**TASK SET**
A) Give every date that heads an entry in the May 2021 journal excerpt.
B) Write what comes next in the May 2021 journal excerpt, starting after its final sentence.

**EXCERPT TO READ**
= = = = =
Archive for May, 2021

May 31, 2021

Squirrel’s scrambling path describes trapezoidal pattern when I approach –each corner a reconsideration– then clambers up ornamental tree.

May 30, 2021

Looking away from staring at a stranger (middle-aged white woman putting stuff in the back of her parked car at the Quadruple A) to discover I am myself being stared at by a stranger (young Latino garbage man in full-on reflective gear, appearing out of the “alley” by Quadruple A.)

May 29, 2021

Oddly tone-deaf Sherwin-Williams ad on truck side. It seems to enjoin us to “cover the world in paint” and portrays a globe being immersed in a paint can.

May 28, 2021

Customer had studied library science in school but didn’t do anything with it. Worked at Marriott for thirty years. Now part time as parking attendant.

Working at the post office is stressful, said customer, somebody’s always over your shoulder. In my town as soon as four o’clock rolled around you saw a long row of them jeeps they use outside of the local bar.
= = = = =
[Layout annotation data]
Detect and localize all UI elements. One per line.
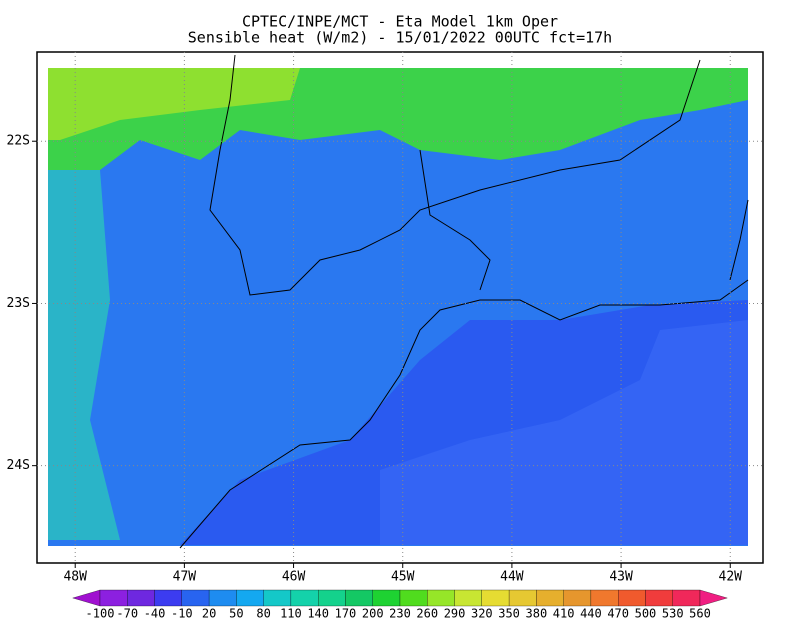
- colorbar-box: [508, 589, 537, 607]
- colorbar-label: 380: [526, 607, 548, 618]
- colorbar-end: [699, 589, 728, 607]
- field-ocean-deep: [380, 320, 748, 545]
- colorbar-label: 80: [256, 607, 270, 618]
- x-tick-label: 43W: [609, 570, 633, 585]
- coastline-borders: [179, 54, 749, 549]
- colorbar-box: [290, 589, 319, 607]
- colorbar-box: [127, 589, 155, 607]
- colorbar-box: [672, 589, 701, 607]
- colorbar-label: 290: [444, 607, 466, 618]
- x-tick-label: 42W: [719, 570, 743, 585]
- colorbar-box: [208, 589, 237, 607]
- colorbar-box: [427, 589, 455, 607]
- colorbar-label: -100: [86, 607, 115, 618]
- x-tick-label: 44W: [500, 570, 524, 585]
- x-tick-label: 45W: [391, 570, 415, 585]
- colorbar-label: 230: [389, 607, 411, 618]
- colorbar-label: 410: [553, 607, 575, 618]
- colorbar-label: 50: [229, 607, 243, 618]
- title: CPTEC/INPE/MCT - Eta Model 1km Oper: [242, 13, 558, 31]
- colorbar-box: [536, 589, 564, 607]
- colorbar-box: [345, 589, 373, 607]
- colorbar-label: 260: [416, 607, 438, 618]
- colorbar-box: [590, 589, 619, 607]
- colorbar-label: 350: [498, 607, 520, 618]
- field-north-hot: [48, 68, 300, 140]
- colorbar-label: 200: [362, 607, 384, 618]
- colorbar-box: [618, 589, 646, 607]
- colorbar-box: [372, 589, 401, 607]
- colorbar-label: 170: [335, 607, 357, 618]
- colorbar-label: 320: [471, 607, 493, 618]
- colorbar-label: -10: [171, 607, 193, 618]
- colorbar-label: 560: [689, 607, 711, 618]
- field: [48, 68, 748, 546]
- colorbar-end: [72, 589, 101, 607]
- x-tick-label: 48W: [63, 570, 87, 585]
- colorbar: -100 -70 -40 -10 20 50 80 110 140 170 200 230 260 290…: [72, 589, 728, 618]
- colorbar-label: -40: [144, 607, 166, 618]
- axes: 48W 47W 46W 45W 44W 43W 42W 22S 23S 24S: [7, 52, 763, 585]
- colorbar-box: [481, 589, 510, 607]
- colorbar-label: -70: [116, 607, 138, 618]
- colorbar-label: 530: [662, 607, 684, 618]
- colorbar-box: [399, 589, 428, 607]
- colorbar-box: [181, 589, 210, 607]
- colorbar-box: [318, 589, 346, 607]
- colorbar-label: 440: [580, 607, 602, 618]
- colorbar-box: [454, 589, 482, 607]
- colorbar-label: 110: [280, 607, 302, 618]
- plot-frame: [36, 51, 764, 564]
- y-tick-label: 24S: [7, 458, 30, 473]
- colorbar-box: [263, 589, 292, 607]
- y-tick-label: 23S: [7, 296, 30, 311]
- colorbar-label: 470: [607, 607, 629, 618]
- subtitle: Sensible heat (W/m2) - 15/01/2022 00UTC …: [188, 29, 612, 47]
- colorbar-box: [236, 589, 264, 607]
- colorbar-box: [154, 589, 182, 607]
- colorbar-label: 500: [635, 607, 657, 618]
- colorbar-box: [563, 589, 592, 607]
- x-tick-label: 46W: [282, 570, 306, 585]
- field-west: [48, 170, 120, 540]
- colorbar-label: 20: [202, 607, 216, 618]
- colorbar-box: [99, 589, 128, 607]
- y-tick-label: 22S: [7, 134, 30, 149]
- x-tick-label: 47W: [173, 570, 197, 585]
- colorbar-box: [645, 589, 673, 607]
- colorbar-label: 140: [307, 607, 329, 618]
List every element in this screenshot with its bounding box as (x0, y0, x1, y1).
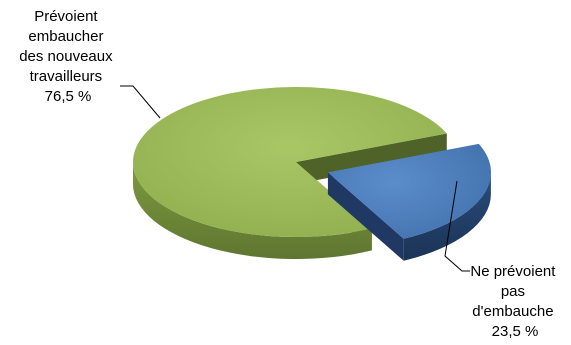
label-ne-prevoient-pas: Ne prévoient pas d'embauche 23,5 % (470, 263, 559, 340)
slice-embaucher-side (132, 162, 372, 260)
label-ne-prevoient-pas-line: pas (501, 283, 525, 300)
label-embaucher: Prévoient embaucher des nouveaux travail… (19, 8, 117, 105)
label-embaucher-line: embaucher (28, 28, 103, 45)
slice-ne-prevoient-pas-top (327, 143, 492, 239)
leader-line-ne-prevoient-pas (444, 180, 470, 272)
leader-line-embaucher (120, 85, 161, 119)
label-embaucher-line: Prévoient (34, 8, 98, 25)
label-embaucher-line: travailleurs (30, 68, 103, 85)
label-embaucher-line: des nouveaux (19, 48, 113, 65)
label-embaucher-value: 76,5 % (45, 88, 92, 105)
label-ne-prevoient-pas-line: d'embauche (472, 303, 553, 320)
label-ne-prevoient-pas-line: Ne prévoient (470, 263, 556, 280)
slice-ne-prevoient-pas-side (403, 172, 491, 261)
slice-embaucher (132, 86, 447, 260)
slice-embaucher-inner-wall (296, 133, 447, 251)
label-ne-prevoient-pas-value: 23,5 % (492, 323, 539, 340)
slice-ne-prevoient-pas (327, 143, 492, 261)
slice-embaucher-top (133, 86, 447, 237)
slice-ne-prevoient-pas-inner-wall (327, 172, 404, 261)
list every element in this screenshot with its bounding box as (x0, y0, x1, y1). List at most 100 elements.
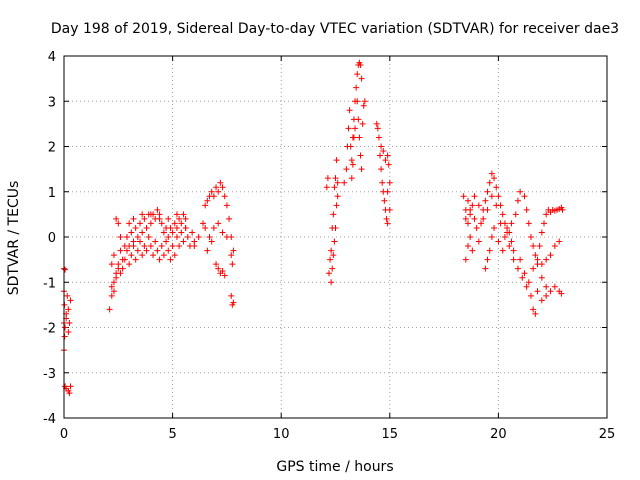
data-point (180, 238, 187, 245)
data-point (543, 256, 550, 263)
y-tick-label: 1 (48, 186, 56, 201)
grid-lines (64, 56, 607, 418)
data-point (373, 120, 380, 127)
data-point (379, 179, 386, 186)
data-point (510, 247, 517, 254)
data-point (66, 319, 73, 326)
plot-frame (63, 55, 608, 419)
data-point (471, 193, 478, 200)
data-point (176, 243, 183, 250)
data-point (178, 220, 185, 227)
data-point (176, 215, 183, 222)
data-point (330, 211, 337, 218)
data-point (378, 166, 385, 173)
data-point (139, 229, 146, 236)
data-point (200, 220, 207, 227)
data-point (195, 234, 202, 240)
data-point (541, 220, 548, 227)
data-point (352, 125, 359, 132)
data-point (165, 215, 172, 222)
data-point (178, 229, 185, 236)
data-point (121, 256, 128, 263)
y-tick-label: -2 (43, 322, 56, 337)
data-point (191, 243, 198, 250)
data-point (499, 211, 506, 218)
data-point (350, 134, 357, 141)
data-point (488, 170, 495, 177)
data-point (334, 193, 341, 200)
data-point (223, 202, 230, 209)
data-point (213, 184, 220, 191)
data-point (65, 306, 72, 313)
data-point (521, 193, 528, 200)
data-point (530, 306, 537, 313)
data-point (110, 252, 117, 259)
data-point (488, 234, 495, 240)
data-point (165, 247, 172, 254)
data-point (480, 215, 487, 222)
data-point (538, 229, 545, 236)
data-point (163, 238, 170, 245)
data-point (110, 288, 117, 295)
data-point (154, 247, 161, 254)
data-point (538, 297, 545, 304)
data-point (510, 256, 517, 263)
data-point (113, 215, 120, 222)
data-point (493, 184, 500, 191)
data-point (126, 261, 133, 268)
data-point (325, 270, 332, 277)
data-point (464, 243, 471, 250)
data-point (547, 288, 554, 295)
data-point (359, 120, 366, 127)
data-point (525, 220, 532, 227)
data-point (497, 220, 504, 227)
data-point (482, 265, 489, 272)
data-point (380, 148, 387, 155)
data-point (62, 324, 69, 331)
data-point (514, 265, 521, 272)
data-point (67, 297, 74, 304)
data-point (132, 256, 139, 263)
data-point (171, 220, 178, 227)
x-tick-label: 15 (382, 427, 399, 442)
data-point (334, 179, 341, 186)
data-point (495, 193, 502, 200)
data-point (527, 292, 534, 299)
data-point (543, 211, 550, 218)
data-point (361, 98, 368, 105)
x-tick-label: 25 (599, 427, 616, 442)
data-point (349, 161, 356, 168)
data-point (210, 193, 217, 200)
data-point (141, 243, 148, 250)
data-point (462, 215, 469, 222)
data-point (348, 175, 355, 182)
data-point (512, 211, 519, 218)
data-point (532, 310, 539, 317)
data-point (160, 229, 167, 236)
data-point (343, 166, 350, 173)
data-point (384, 188, 391, 195)
data-point (333, 202, 340, 209)
chart-title: Day 198 of 2019, Sidereal Day-to-day VTE… (51, 21, 619, 37)
data-point (173, 224, 180, 231)
data-point (108, 283, 115, 290)
data-point (357, 152, 364, 159)
x-tick-label: 20 (490, 427, 507, 442)
data-point (134, 234, 141, 240)
data-point (517, 188, 524, 195)
data-point (517, 256, 524, 263)
data-point (128, 229, 135, 236)
data-point (551, 283, 558, 290)
data-point (527, 234, 534, 240)
x-axis-label: GPS time / hours (276, 459, 393, 475)
data-point (519, 274, 526, 281)
data-point (221, 193, 228, 200)
data-point (523, 283, 530, 290)
data-point (493, 202, 500, 209)
data-point (210, 224, 217, 231)
data-point (158, 220, 165, 227)
data-point (504, 229, 511, 236)
data-point (139, 211, 146, 218)
data-point (484, 256, 491, 263)
data-point (377, 152, 384, 159)
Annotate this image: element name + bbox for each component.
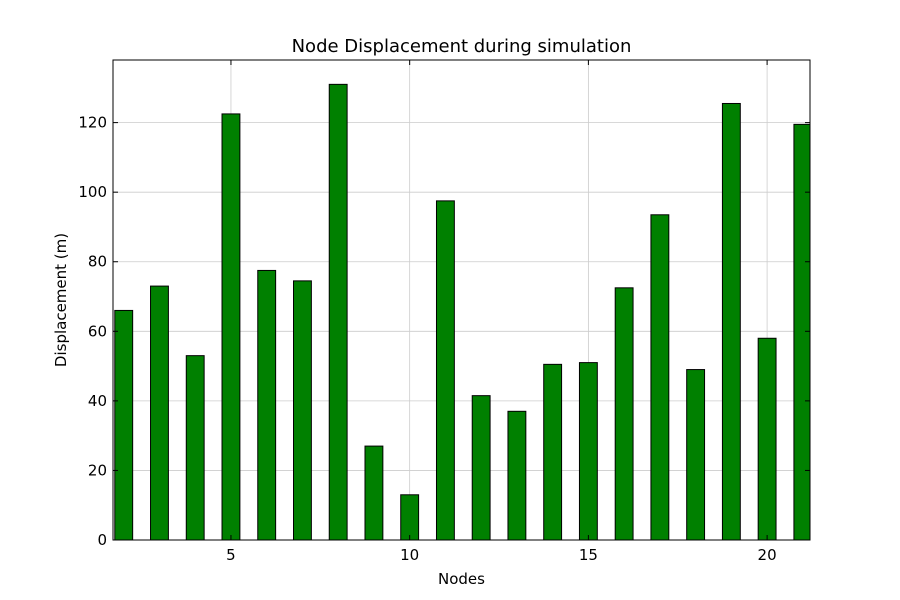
= = = = =
**WRITTEN RESPONSES**
A)
May 31, 2021
May 30, 2021
May 29, 2021
May 28, 2021

B)
Customer said he spent hours listening to this philosopher the attendant would really like, Jordan Peterson.

Customers ordered two iced soy lattes, an everything bagel with nothing, just toasted, and a plain bagel with cream cheese.

Customer didn’t need anything. Just came into say, Happy Thanksgiving.

Customer wanted a chocolate chip muffin for herself and a chocolate chocolate chip muffin for her sister.

“Thanks for everything,” was phrase that was heard. Brought to mind the same phrase being expressed in the movie “Mr. Roberts.”

Customer wore Jamestown Virginia shirt. Customer advised that he could unsubscribe from unsolicited advertisements in his emails if he wanted: you just have to scroll all the way down to the bottom of the email where there’s a link that says “unsubscribe.”

Attendant wanted to explore the difference in the mindsets between those who leave the light on and those who don’t, those who close the door after them and don’t. Was it imponderable, was it irrelevant? The person who didn’t close the door behind them, for example, seemed a person who didn’t believe in doors at all. They had no use for the concealing or defensive properties of doors and saw them as just walls that may be busted through, easily beaten aside walls, which why would you build a wall up again after you’d just torn it down?

Customer had achieved goal of reading all of Agatha Christie’s novels.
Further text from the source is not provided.